**Exercise brief:**
In the listing below, identify each line with the word "chevron" and return those lines.

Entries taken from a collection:
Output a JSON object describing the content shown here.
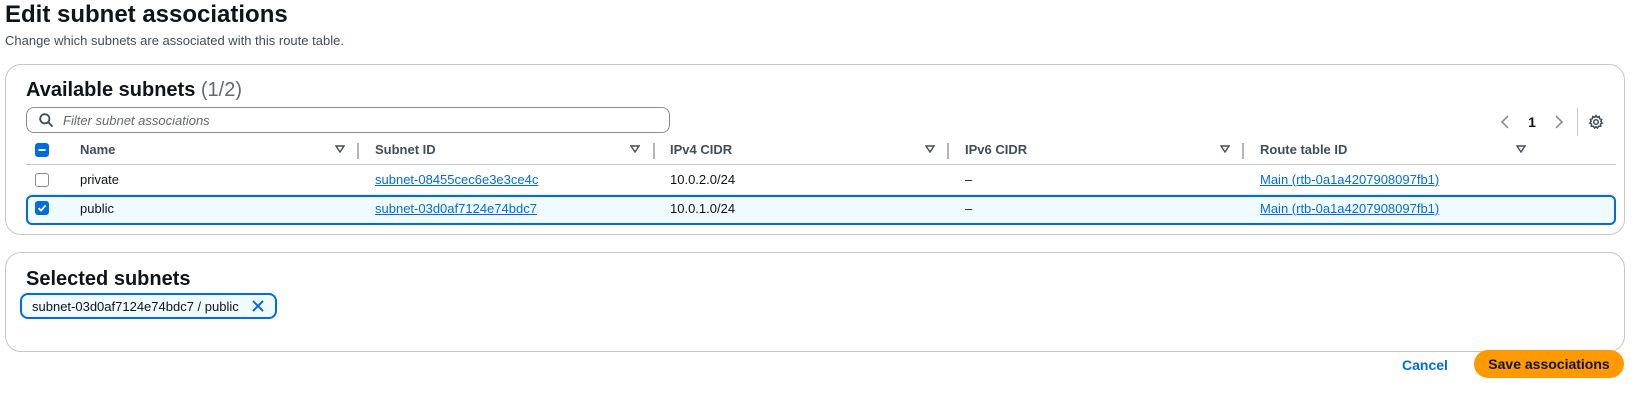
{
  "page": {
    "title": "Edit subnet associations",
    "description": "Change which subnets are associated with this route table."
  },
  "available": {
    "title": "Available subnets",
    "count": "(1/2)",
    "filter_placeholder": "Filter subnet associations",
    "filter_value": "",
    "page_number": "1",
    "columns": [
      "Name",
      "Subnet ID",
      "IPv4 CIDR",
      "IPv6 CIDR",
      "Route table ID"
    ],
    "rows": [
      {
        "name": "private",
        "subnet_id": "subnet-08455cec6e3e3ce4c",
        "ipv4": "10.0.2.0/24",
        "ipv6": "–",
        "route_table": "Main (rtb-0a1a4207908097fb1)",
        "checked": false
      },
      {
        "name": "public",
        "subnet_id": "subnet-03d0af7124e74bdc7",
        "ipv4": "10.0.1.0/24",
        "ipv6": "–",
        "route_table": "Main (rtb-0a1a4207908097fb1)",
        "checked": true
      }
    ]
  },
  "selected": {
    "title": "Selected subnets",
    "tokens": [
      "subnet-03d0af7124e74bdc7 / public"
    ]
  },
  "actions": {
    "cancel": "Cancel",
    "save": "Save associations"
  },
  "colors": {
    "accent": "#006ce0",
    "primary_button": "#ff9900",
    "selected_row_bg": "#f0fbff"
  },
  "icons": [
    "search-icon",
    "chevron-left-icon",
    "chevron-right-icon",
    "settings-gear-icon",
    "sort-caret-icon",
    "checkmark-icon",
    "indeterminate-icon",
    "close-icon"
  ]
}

---

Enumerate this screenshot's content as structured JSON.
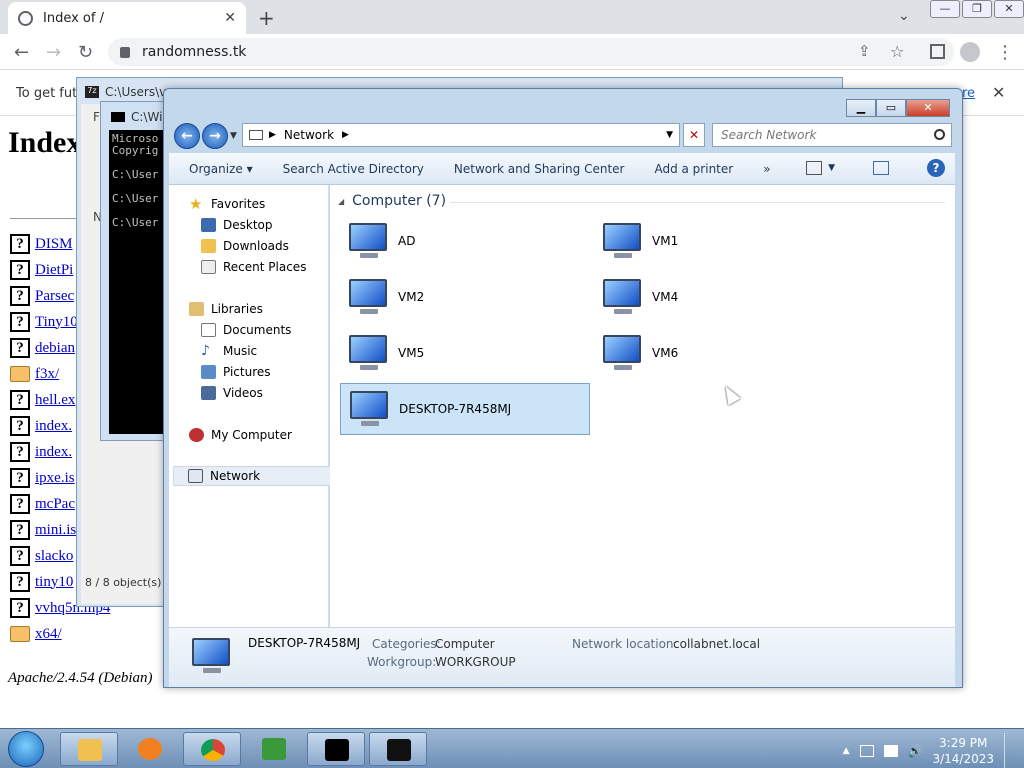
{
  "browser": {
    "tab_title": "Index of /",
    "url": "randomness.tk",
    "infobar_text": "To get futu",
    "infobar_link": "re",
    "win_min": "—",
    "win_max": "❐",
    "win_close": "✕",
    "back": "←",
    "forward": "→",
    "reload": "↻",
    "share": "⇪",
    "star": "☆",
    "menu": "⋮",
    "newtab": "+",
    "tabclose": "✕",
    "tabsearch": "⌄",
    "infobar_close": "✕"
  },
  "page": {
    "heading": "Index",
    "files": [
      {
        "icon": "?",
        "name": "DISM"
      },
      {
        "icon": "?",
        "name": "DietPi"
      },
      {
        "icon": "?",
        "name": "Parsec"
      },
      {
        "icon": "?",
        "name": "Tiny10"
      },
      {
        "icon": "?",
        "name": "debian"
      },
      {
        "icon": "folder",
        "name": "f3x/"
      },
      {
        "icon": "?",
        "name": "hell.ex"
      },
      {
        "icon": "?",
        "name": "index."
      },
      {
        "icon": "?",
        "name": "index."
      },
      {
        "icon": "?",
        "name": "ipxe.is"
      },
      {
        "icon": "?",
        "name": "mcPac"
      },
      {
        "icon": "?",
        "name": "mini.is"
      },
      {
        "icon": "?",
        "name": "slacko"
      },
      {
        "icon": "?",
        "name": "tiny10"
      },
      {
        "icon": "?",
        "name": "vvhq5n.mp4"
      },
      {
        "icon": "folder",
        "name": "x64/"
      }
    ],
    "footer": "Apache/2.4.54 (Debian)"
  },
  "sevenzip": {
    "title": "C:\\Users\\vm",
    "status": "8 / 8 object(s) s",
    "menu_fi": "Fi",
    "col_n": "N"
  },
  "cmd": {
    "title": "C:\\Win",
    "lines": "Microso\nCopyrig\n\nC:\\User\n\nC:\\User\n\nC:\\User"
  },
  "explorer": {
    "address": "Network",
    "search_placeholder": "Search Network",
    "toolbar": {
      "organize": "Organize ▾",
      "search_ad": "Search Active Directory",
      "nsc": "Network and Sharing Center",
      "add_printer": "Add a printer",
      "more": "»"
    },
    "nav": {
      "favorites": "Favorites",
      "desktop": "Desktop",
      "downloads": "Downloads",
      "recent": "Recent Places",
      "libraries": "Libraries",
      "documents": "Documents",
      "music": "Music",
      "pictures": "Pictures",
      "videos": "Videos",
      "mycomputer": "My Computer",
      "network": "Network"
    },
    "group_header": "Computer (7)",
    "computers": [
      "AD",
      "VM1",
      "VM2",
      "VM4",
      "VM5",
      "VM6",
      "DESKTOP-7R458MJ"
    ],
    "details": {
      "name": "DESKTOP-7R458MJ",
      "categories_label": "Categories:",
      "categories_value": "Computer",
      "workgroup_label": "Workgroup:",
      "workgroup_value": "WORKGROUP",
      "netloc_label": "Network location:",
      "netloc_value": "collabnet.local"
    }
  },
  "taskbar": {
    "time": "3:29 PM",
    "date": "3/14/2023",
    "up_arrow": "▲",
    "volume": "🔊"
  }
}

--

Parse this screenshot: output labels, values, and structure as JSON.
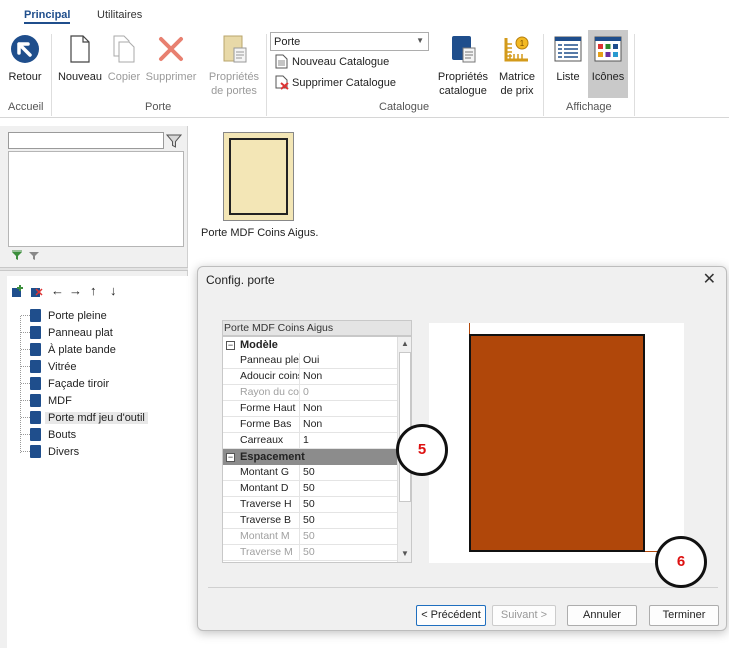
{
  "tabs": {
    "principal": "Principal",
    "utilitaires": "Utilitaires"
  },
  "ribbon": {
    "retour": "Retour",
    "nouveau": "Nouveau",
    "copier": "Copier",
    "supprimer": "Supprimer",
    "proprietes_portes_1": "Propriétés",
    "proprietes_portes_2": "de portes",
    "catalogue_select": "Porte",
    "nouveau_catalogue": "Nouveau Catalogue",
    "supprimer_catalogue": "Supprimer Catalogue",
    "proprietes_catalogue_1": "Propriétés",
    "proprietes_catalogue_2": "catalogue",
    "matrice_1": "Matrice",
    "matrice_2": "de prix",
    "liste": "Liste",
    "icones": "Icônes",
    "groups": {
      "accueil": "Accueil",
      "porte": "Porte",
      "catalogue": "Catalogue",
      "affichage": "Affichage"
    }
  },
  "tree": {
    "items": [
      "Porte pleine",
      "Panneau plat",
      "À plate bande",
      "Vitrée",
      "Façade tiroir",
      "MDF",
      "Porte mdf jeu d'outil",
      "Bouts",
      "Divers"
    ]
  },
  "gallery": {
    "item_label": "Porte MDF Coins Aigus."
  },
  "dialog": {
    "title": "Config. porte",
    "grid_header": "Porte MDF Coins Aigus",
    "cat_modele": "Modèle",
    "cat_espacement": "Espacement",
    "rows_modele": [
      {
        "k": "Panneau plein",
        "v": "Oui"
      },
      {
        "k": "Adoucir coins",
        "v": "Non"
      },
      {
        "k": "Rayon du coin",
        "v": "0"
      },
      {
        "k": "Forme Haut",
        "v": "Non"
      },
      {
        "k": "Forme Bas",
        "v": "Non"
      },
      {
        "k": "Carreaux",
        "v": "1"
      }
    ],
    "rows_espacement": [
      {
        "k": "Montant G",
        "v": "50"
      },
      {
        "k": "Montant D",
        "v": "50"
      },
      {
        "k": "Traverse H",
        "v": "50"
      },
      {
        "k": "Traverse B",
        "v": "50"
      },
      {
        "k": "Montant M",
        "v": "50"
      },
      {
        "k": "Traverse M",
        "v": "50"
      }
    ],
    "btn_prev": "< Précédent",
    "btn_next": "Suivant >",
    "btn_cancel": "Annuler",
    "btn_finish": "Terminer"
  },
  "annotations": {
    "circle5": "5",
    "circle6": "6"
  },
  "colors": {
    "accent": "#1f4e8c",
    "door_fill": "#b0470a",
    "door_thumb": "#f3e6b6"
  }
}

**Correct output:**
    "chevron-left-icon",
    "chevron-right-icon",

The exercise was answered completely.